-- Begin Data shown --

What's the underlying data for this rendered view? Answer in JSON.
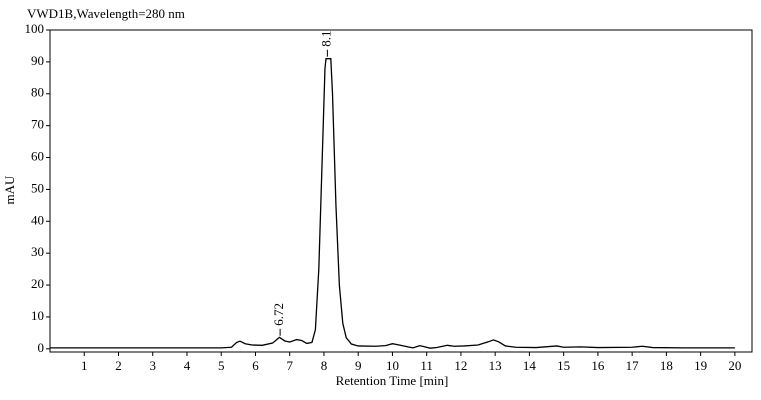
{
  "chart_data": {
    "type": "line",
    "title": "VWD1B,Wavelength=280 nm",
    "x_label": "Retention Time [min]",
    "y_label": "mAU",
    "xlim": [
      0,
      20.5
    ],
    "ylim": [
      -1,
      100
    ],
    "xticks": [
      1,
      2,
      3,
      4,
      5,
      6,
      7,
      8,
      9,
      10,
      11,
      12,
      13,
      14,
      15,
      16,
      17,
      18,
      19,
      20
    ],
    "yticks": [
      0,
      10,
      20,
      30,
      40,
      50,
      60,
      70,
      80,
      90,
      100
    ],
    "grid": false,
    "color": "#000000",
    "annotations": [
      {
        "x": 6.72,
        "text": "6.72"
      },
      {
        "x": 8.1,
        "text": "8.1"
      }
    ],
    "x": [
      0,
      1,
      2,
      3,
      4,
      5,
      5.3,
      5.45,
      5.55,
      5.7,
      5.9,
      6.2,
      6.5,
      6.7,
      6.85,
      7.0,
      7.2,
      7.35,
      7.5,
      7.65,
      7.75,
      7.85,
      7.95,
      8.03,
      8.06,
      8.2,
      8.25,
      8.35,
      8.45,
      8.55,
      8.65,
      8.8,
      9.0,
      9.5,
      9.8,
      10.0,
      10.2,
      10.45,
      10.6,
      10.8,
      10.95,
      11.1,
      11.3,
      11.6,
      11.8,
      12.1,
      12.5,
      12.8,
      12.95,
      13.1,
      13.3,
      13.6,
      14.2,
      14.8,
      15.0,
      15.5,
      16.0,
      17.0,
      17.3,
      17.6,
      18.5,
      19.5,
      20
    ],
    "values": [
      0.3,
      0.3,
      0.3,
      0.3,
      0.3,
      0.3,
      0.5,
      2,
      2.4,
      1.6,
      1.2,
      1.1,
      1.8,
      3.6,
      2.5,
      2.1,
      2.9,
      2.6,
      1.7,
      2.0,
      6,
      25,
      60,
      88,
      91,
      91,
      80,
      45,
      20,
      8,
      3.5,
      1.5,
      0.9,
      0.8,
      1.0,
      1.6,
      1.2,
      0.6,
      0.3,
      1.0,
      0.6,
      0.2,
      0.4,
      1.1,
      0.8,
      0.9,
      1.2,
      2.2,
      2.8,
      2.2,
      0.9,
      0.5,
      0.4,
      0.9,
      0.5,
      0.6,
      0.4,
      0.5,
      0.8,
      0.4,
      0.3,
      0.3,
      0.3
    ]
  }
}
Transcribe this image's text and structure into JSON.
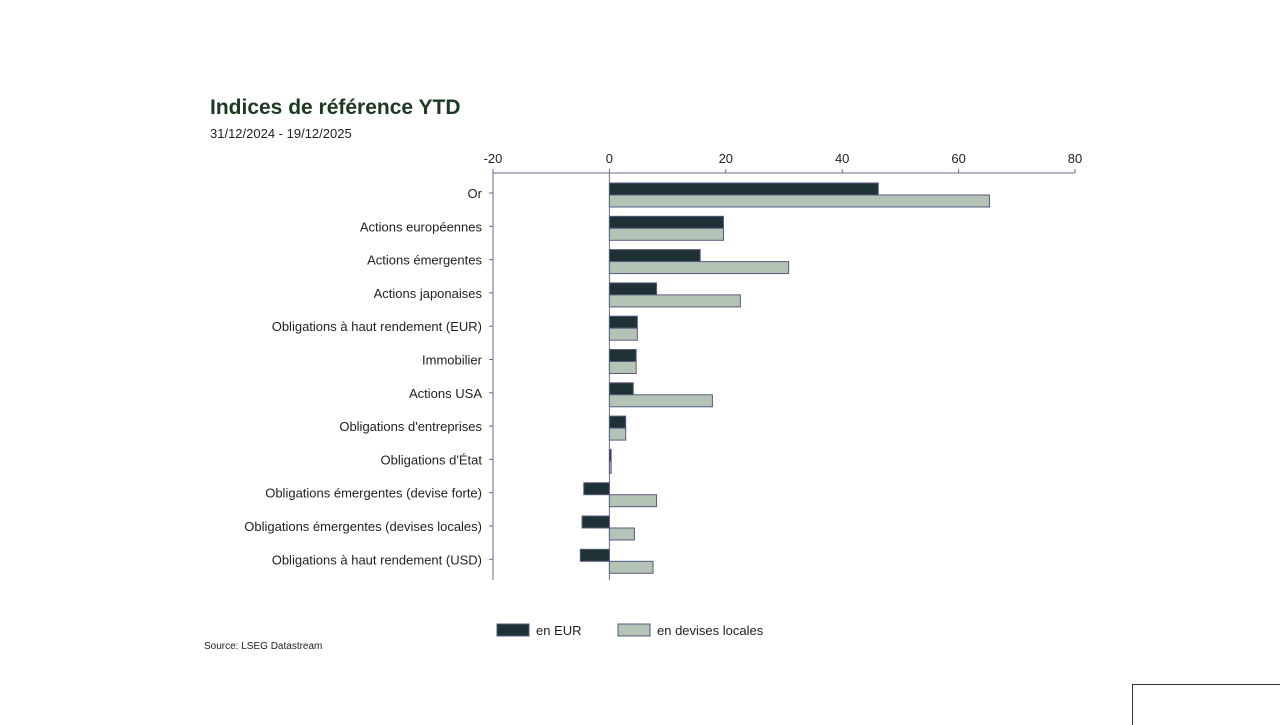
{
  "chart_data": {
    "type": "bar",
    "orientation": "horizontal",
    "title": "Indices de référence YTD",
    "subtitle": "31/12/2024 - 19/12/2025",
    "source": "Source: LSEG Datastream",
    "categories": [
      "Or",
      "Actions européennes",
      "Actions émergentes",
      "Actions japonaises",
      "Obligations à haut rendement (EUR)",
      "Immobilier",
      "Actions USA",
      "Obligations d'entreprises",
      "Obligations d'État",
      "Obligations émergentes (devise forte)",
      "Obligations émergentes (devises locales)",
      "Obligations à haut rendement (USD)"
    ],
    "series": [
      {
        "name": "en EUR",
        "color": "#1e3236",
        "values": [
          46.2,
          19.6,
          15.6,
          8.1,
          4.8,
          4.6,
          4.1,
          2.8,
          0.3,
          -4.4,
          -4.7,
          -5.0
        ]
      },
      {
        "name": "en devises locales",
        "color": "#b3c4b7",
        "values": [
          65.3,
          19.6,
          30.8,
          22.5,
          4.8,
          4.6,
          17.7,
          2.8,
          0.3,
          8.1,
          4.3,
          7.5
        ]
      }
    ],
    "xlim": [
      -20,
      80
    ],
    "xticks": [
      "-20",
      "0",
      "20",
      "40",
      "60",
      "80"
    ],
    "xaxis_position": "top",
    "grid": false,
    "legend_placement": "bottom"
  }
}
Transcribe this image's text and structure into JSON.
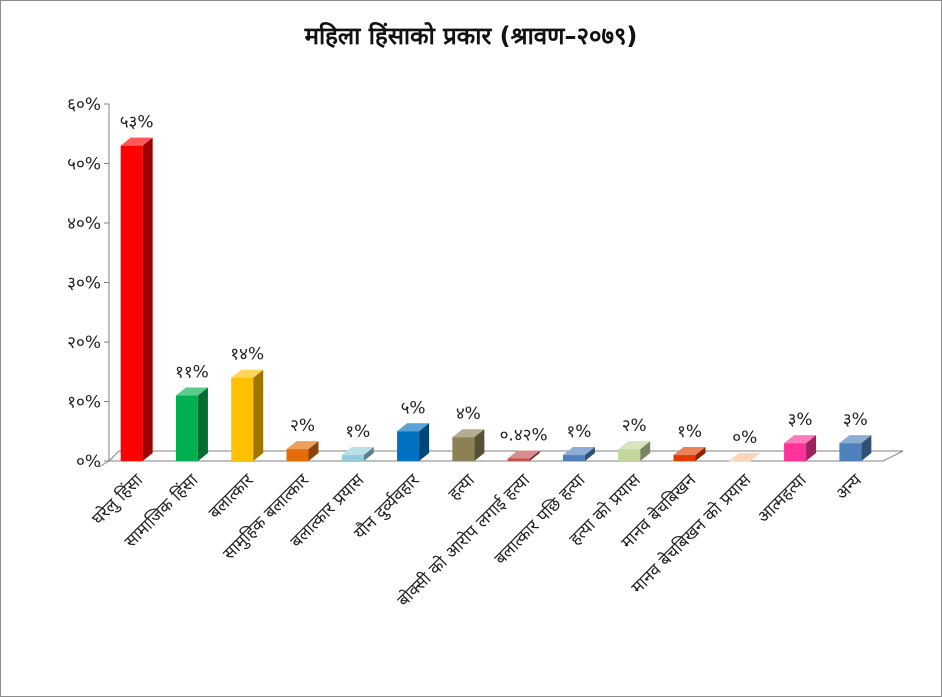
{
  "chart_data": {
    "type": "bar",
    "title": "महिला हिंसाको प्रकार (श्रावण–२०७९)",
    "xlabel": "",
    "ylabel": "",
    "ylim": [
      0,
      60
    ],
    "y_ticks": [
      0,
      10,
      20,
      30,
      40,
      50,
      60
    ],
    "y_tick_labels": [
      "०%",
      "१०%",
      "२०%",
      "३०%",
      "४०%",
      "५०%",
      "६०%"
    ],
    "grid": false,
    "legend": "none",
    "style": "3d-column",
    "categories": [
      "घरेलु हिंसा",
      "सामाजिक हिंसा",
      "बलात्कार",
      "सामुहिक बलात्कार",
      "बलात्कार प्रयास",
      "यौन दुर्व्यवहार",
      "हत्या",
      "बोक्सी को आरोप लगाई हत्या",
      "बलात्कार पछि हत्या",
      "हत्या को प्रयास",
      "मानव बेचबिखन",
      "मानव बेचबिखन को प्रयास",
      "आत्महत्या",
      "अन्य"
    ],
    "values": [
      53,
      11,
      14,
      2,
      1,
      5,
      4,
      0.42,
      1,
      2,
      1,
      0,
      3,
      3
    ],
    "data_labels": [
      "५३%",
      "११%",
      "१४%",
      "२%",
      "१%",
      "५%",
      "४%",
      "०.४२%",
      "१%",
      "२%",
      "१%",
      "०%",
      "३%",
      "३%"
    ],
    "colors": [
      "#ff0000",
      "#00b050",
      "#ffc000",
      "#e46c0a",
      "#93cddd",
      "#0070c0",
      "#8b8154",
      "#c0504d",
      "#4f81bd",
      "#c3d69b",
      "#e03c00",
      "#fac090",
      "#ff3399",
      "#4f81bd"
    ]
  }
}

-- End Data shown --

Description of the task: Copy every line of the records above that holds the word "text".

Exercise result:
        "text": "6.72"
        "text": "8.1"
Transcribe this image's text and structure into JSON.
Transcribe this image's text and structure into JSON.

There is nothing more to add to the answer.